**Record extracts**
◇ ◇ ◇ ◇ ◇ ◇ ◇

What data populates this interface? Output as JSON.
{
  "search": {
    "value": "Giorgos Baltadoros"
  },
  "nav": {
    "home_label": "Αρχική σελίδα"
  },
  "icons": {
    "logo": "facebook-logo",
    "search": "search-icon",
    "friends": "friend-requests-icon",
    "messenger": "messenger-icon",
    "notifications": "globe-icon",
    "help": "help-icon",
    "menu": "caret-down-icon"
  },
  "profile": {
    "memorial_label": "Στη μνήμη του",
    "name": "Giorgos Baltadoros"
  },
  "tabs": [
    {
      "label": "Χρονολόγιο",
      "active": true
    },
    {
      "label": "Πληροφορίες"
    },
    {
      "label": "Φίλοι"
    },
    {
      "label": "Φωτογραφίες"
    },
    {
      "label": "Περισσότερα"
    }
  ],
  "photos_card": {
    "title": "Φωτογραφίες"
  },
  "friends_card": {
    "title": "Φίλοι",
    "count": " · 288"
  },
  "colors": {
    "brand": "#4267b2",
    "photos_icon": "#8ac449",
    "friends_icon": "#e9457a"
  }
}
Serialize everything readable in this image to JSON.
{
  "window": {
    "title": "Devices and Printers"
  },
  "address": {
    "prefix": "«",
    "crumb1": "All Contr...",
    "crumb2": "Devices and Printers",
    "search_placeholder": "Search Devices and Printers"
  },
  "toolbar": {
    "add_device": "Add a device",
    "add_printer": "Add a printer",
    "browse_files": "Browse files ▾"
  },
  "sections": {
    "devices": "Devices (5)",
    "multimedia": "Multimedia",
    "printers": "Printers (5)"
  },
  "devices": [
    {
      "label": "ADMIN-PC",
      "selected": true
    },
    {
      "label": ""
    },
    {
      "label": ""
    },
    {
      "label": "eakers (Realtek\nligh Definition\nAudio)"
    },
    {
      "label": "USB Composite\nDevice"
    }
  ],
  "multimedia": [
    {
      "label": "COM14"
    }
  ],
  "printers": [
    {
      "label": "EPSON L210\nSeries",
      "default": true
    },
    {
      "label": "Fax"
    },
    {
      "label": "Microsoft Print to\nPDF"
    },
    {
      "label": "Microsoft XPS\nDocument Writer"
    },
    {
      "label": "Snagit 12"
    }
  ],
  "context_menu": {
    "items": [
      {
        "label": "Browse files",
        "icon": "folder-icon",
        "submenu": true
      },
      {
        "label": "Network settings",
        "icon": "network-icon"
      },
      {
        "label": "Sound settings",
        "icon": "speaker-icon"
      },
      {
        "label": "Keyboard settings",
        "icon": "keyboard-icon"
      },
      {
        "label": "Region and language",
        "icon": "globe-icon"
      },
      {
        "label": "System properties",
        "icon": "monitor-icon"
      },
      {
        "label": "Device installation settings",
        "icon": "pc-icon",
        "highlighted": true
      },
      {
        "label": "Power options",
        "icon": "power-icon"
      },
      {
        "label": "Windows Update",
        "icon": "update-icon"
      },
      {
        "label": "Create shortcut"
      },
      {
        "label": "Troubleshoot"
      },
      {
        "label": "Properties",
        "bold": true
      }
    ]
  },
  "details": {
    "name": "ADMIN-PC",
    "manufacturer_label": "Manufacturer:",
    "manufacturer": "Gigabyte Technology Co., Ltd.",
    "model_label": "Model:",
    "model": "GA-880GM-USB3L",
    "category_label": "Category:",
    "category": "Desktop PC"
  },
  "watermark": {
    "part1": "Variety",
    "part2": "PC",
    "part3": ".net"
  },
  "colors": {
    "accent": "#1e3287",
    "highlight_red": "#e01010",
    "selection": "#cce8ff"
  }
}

◇ ◇ ◇ ◇ ◇ ◇ ◇

**Work required**
Copy each line of the records above that carries the word "Giorgos".

**Task answer**
    "value": "Giorgos Baltadoros"
    "name": "Giorgos Baltadoros"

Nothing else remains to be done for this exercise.